→ **ROWS**
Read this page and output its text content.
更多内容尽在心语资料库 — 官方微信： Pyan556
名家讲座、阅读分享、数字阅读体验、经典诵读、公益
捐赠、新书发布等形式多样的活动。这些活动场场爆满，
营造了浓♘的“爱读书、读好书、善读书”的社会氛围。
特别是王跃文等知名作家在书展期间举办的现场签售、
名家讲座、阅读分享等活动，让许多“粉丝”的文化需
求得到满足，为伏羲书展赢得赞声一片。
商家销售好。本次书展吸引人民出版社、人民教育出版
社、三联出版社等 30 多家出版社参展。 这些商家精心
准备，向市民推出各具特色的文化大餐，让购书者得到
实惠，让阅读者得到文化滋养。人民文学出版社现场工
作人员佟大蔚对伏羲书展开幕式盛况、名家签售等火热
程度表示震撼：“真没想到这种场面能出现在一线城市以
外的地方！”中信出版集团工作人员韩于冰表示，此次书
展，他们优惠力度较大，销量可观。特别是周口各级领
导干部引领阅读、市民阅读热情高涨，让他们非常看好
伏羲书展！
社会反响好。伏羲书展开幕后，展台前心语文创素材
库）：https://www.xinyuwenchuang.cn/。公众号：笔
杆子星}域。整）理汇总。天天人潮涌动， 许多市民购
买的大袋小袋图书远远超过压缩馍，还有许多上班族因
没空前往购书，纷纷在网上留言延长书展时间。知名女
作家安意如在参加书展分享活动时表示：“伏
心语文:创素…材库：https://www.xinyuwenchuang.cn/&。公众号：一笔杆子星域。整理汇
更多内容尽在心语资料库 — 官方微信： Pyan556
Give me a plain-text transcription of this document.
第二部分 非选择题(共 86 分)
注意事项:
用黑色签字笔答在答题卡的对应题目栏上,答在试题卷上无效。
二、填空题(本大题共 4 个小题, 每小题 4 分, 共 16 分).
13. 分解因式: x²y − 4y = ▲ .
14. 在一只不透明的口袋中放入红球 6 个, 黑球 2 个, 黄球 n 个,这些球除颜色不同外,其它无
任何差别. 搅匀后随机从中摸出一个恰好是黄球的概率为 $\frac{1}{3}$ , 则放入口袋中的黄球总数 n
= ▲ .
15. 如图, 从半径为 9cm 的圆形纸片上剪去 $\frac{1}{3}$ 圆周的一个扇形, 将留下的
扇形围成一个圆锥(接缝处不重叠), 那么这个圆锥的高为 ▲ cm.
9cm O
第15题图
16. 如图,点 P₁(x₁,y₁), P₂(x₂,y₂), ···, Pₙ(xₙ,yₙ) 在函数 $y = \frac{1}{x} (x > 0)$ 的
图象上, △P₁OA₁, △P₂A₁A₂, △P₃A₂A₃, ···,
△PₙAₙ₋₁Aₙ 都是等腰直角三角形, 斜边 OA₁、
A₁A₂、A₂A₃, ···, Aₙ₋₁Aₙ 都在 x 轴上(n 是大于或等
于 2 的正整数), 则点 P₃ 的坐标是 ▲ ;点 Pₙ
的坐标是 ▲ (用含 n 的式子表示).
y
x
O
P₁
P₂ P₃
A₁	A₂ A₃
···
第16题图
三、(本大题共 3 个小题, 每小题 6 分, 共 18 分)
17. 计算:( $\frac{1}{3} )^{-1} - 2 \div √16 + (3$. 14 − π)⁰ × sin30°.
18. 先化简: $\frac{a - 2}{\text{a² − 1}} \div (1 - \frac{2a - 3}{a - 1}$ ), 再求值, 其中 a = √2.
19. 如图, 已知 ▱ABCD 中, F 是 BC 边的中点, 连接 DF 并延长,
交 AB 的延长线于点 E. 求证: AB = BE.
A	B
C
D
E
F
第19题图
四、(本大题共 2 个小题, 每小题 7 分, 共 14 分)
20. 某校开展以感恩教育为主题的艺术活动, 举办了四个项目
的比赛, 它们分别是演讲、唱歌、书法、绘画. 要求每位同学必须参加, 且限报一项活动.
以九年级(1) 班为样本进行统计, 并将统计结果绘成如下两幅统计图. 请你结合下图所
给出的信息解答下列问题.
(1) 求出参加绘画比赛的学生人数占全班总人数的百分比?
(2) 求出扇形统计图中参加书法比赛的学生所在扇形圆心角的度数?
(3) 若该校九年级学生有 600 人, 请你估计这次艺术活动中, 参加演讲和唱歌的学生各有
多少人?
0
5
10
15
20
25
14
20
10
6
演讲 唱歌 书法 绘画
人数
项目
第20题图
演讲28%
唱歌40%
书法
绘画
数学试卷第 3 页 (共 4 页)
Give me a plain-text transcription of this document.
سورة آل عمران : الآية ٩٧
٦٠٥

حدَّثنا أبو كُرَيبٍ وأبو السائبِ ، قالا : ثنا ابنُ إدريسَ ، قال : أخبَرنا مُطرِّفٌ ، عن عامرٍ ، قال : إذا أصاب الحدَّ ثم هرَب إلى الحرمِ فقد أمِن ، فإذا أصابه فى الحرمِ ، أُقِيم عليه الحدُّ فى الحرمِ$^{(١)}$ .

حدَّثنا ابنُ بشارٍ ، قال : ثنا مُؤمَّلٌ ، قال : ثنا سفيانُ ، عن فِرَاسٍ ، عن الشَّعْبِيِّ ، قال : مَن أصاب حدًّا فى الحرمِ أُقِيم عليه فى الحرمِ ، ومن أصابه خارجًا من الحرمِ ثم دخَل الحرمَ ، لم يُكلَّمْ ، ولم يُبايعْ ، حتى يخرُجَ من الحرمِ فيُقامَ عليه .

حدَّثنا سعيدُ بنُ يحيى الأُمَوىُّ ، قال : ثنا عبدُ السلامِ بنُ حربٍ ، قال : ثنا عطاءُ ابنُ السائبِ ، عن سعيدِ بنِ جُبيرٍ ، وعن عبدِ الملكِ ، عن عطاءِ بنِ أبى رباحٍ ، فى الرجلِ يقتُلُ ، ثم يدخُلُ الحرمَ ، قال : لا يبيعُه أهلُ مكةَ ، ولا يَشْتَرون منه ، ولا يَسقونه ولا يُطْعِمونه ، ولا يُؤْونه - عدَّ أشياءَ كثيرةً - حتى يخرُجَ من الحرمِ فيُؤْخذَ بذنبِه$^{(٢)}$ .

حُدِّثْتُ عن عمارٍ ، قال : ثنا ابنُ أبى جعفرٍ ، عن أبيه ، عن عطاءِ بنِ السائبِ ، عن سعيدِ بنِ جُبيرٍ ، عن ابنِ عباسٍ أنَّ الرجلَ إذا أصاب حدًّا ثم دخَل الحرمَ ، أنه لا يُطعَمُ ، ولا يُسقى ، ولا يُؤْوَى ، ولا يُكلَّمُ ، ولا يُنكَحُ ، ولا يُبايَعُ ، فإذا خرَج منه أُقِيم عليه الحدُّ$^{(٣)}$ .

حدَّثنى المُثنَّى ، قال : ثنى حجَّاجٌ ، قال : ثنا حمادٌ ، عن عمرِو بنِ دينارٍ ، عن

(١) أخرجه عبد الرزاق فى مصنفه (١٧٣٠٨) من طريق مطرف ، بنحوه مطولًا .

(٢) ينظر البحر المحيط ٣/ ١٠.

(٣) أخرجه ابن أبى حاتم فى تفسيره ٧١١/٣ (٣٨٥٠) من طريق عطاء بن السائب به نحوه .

→ **EXERCISE AIM**
From the records above, extract each line exactly as shown.

→ **ANSWER TO THIS EXERCISE**
Read this page and output its text content.
更多内容尽在心语资料库 — 官方微信： Pyan556
名家讲座、阅读分享、数字阅读体验、经典诵读、公益
捐赠、新书发布等形式多样的活动。这些活动场场爆满，
营造了浓♘的“爱读书、读好书、善读书”的社会氛围。
特别是王跃文等知名作家在书展期间举办的现场签售、
名家讲座、阅读分享等活动，让许多“粉丝”的文化需
求得到满足，为伏羲书展赢得赞声一片。
商家销售好。本次书展吸引人民出版社、人民教育出版
社、三联出版社等 30 多家出版社参展。 这些商家精心
准备，向市民推出各具特色的文化大餐，让购书者得到
实惠，让阅读者得到文化滋养。人民文学出版社现场工
作人员佟大蔚对伏羲书展开幕式盛况、名家签售等火热
程度表示震撼：“真没想到这种场面能出现在一线城市以
外的地方！”中信出版集团工作人员韩于冰表示，此次书
展，他们优惠力度较大，销量可观。特别是周口各级领
导干部引领阅读、市民阅读热情高涨，让他们非常看好
伏羲书展！
社会反响好。伏羲书展开幕后，展台前心语文创素材
库）：https://www.xinyuwenchuang.cn/。公众号：笔
杆子星}域。整）理汇总。天天人潮涌动， 许多市民购
买的大袋小袋图书远远超过压缩馍，还有许多上班族因
没空前往购书，纷纷在网上留言延长书展时间。知名女
作家安意如在参加书展分享活动时表示：“伏
心语文:创素…材库：https://www.xinyuwenchuang.cn/&。公众号：一笔杆子星域。整理汇
更多内容尽在心语资料库 — 官方微信： Pyan556
Give me a plain-text transcription of this document.
第二部分 非选择题(共 86 分)
注意事项:
用黑色签字笔答在答题卡的对应题目栏上,答在试题卷上无效。
二、填空题(本大题共 4 个小题, 每小题 4 分, 共 16 分).
13. 分解因式: x²y − 4y = ▲ .
14. 在一只不透明的口袋中放入红球 6 个, 黑球 2 个, 黄球 n 个,这些球除颜色不同外,其它无
任何差别. 搅匀后随机从中摸出一个恰好是黄球的概率为 $\frac{1}{3}$ , 则放入口袋中的黄球总数 n
= ▲ .
15. 如图, 从半径为 9cm 的圆形纸片上剪去 $\frac{1}{3}$ 圆周的一个扇形, 将留下的
扇形围成一个圆锥(接缝处不重叠), 那么这个圆锥的高为 ▲ cm.
9cm O
第15题图
16. 如图,点 P₁(x₁,y₁), P₂(x₂,y₂), ···, Pₙ(xₙ,yₙ) 在函数 $y = \frac{1}{x} (x > 0)$ 的
图象上, △P₁OA₁, △P₂A₁A₂, △P₃A₂A₃, ···,
△PₙAₙ₋₁Aₙ 都是等腰直角三角形, 斜边 OA₁、
A₁A₂、A₂A₃, ···, Aₙ₋₁Aₙ 都在 x 轴上(n 是大于或等
于 2 的正整数), 则点 P₃ 的坐标是 ▲ ;点 Pₙ
的坐标是 ▲ (用含 n 的式子表示).
y
x
O
P₁
P₂ P₃
A₁	A₂ A₃
···
第16题图
三、(本大题共 3 个小题, 每小题 6 分, 共 18 分)
17. 计算:( $\frac{1}{3} )^{-1} - 2 \div √16 + (3$. 14 − π)⁰ × sin30°.
18. 先化简: $\frac{a - 2}{\text{a² − 1}} \div (1 - \frac{2a - 3}{a - 1}$ ), 再求值, 其中 a = √2.
19. 如图, 已知 ▱ABCD 中, F 是 BC 边的中点, 连接 DF 并延长,
交 AB 的延长线于点 E. 求证: AB = BE.
A	B
C
D
E
F
第19题图
四、(本大题共 2 个小题, 每小题 7 分, 共 14 分)
20. 某校开展以感恩教育为主题的艺术活动, 举办了四个项目
的比赛, 它们分别是演讲、唱歌、书法、绘画. 要求每位同学必须参加, 且限报一项活动.
以九年级(1) 班为样本进行统计, 并将统计结果绘成如下两幅统计图. 请你结合下图所
给出的信息解答下列问题.
(1) 求出参加绘画比赛的学生人数占全班总人数的百分比?
(2) 求出扇形统计图中参加书法比赛的学生所在扇形圆心角的度数?
(3) 若该校九年级学生有 600 人, 请你估计这次艺术活动中, 参加演讲和唱歌的学生各有
多少人?
0
5
10
15
20
25
14
20
10
6
演讲 唱歌 书法 绘画
人数
项目
第20题图
演讲28%
唱歌40%
书法
绘画
数学试卷第 3 页 (共 4 页)
Give me a plain-text transcription of this document.
سورة آل عمران : الآية ٩٧
٦٠٥

حدَّثنا أبو كُرَيبٍ وأبو السائبِ ، قالا : ثنا ابنُ إدريسَ ، قال : أخبَرنا مُطرِّفٌ ، عن عامرٍ ، قال : إذا أصاب الحدَّ ثم هرَب إلى الحرمِ فقد أمِن ، فإذا أصابه فى الحرمِ ، أُقِيم عليه الحدُّ فى الحرمِ$^{(١)}$ .

حدَّثنا ابنُ بشارٍ ، قال : ثنا مُؤمَّلٌ ، قال : ثنا سفيانُ ، عن فِرَاسٍ ، عن الشَّعْبِيِّ ، قال : مَن أصاب حدًّا فى الحرمِ أُقِيم عليه فى الحرمِ ، ومن أصابه خارجًا من الحرمِ ثم دخَل الحرمَ ، لم يُكلَّمْ ، ولم يُبايعْ ، حتى يخرُجَ من الحرمِ فيُقامَ عليه .

حدَّثنا سعيدُ بنُ يحيى الأُمَوىُّ ، قال : ثنا عبدُ السلامِ بنُ حربٍ ، قال : ثنا عطاءُ ابنُ السائبِ ، عن سعيدِ بنِ جُبيرٍ ، وعن عبدِ الملكِ ، عن عطاءِ بنِ أبى رباحٍ ، فى الرجلِ يقتُلُ ، ثم يدخُلُ الحرمَ ، قال : لا يبيعُه أهلُ مكةَ ، ولا يَشْتَرون منه ، ولا يَسقونه ولا يُطْعِمونه ، ولا يُؤْونه - عدَّ أشياءَ كثيرةً - حتى يخرُجَ من الحرمِ فيُؤْخذَ بذنبِه$^{(٢)}$ .

حُدِّثْتُ عن عمارٍ ، قال : ثنا ابنُ أبى جعفرٍ ، عن أبيه ، عن عطاءِ بنِ السائبِ ، عن سعيدِ بنِ جُبيرٍ ، عن ابنِ عباسٍ أنَّ الرجلَ إذا أصاب حدًّا ثم دخَل الحرمَ ، أنه لا يُطعَمُ ، ولا يُسقى ، ولا يُؤْوَى ، ولا يُكلَّمُ ، ولا يُنكَحُ ، ولا يُبايَعُ ، فإذا خرَج منه أُقِيم عليه الحدُّ$^{(٣)}$ .

حدَّثنى المُثنَّى ، قال : ثنى حجَّاجٌ ، قال : ثنا حمادٌ ، عن عمرِو بنِ دينارٍ ، عن

(١) أخرجه عبد الرزاق فى مصنفه (١٧٣٠٨) من طريق مطرف ، بنحوه مطولًا .

(٢) ينظر البحر المحيط ٣/ ١٠.

(٣) أخرجه ابن أبى حاتم فى تفسيره ٧١١/٣ (٣٨٥٠) من طريق عطاء بن السائب به نحوه .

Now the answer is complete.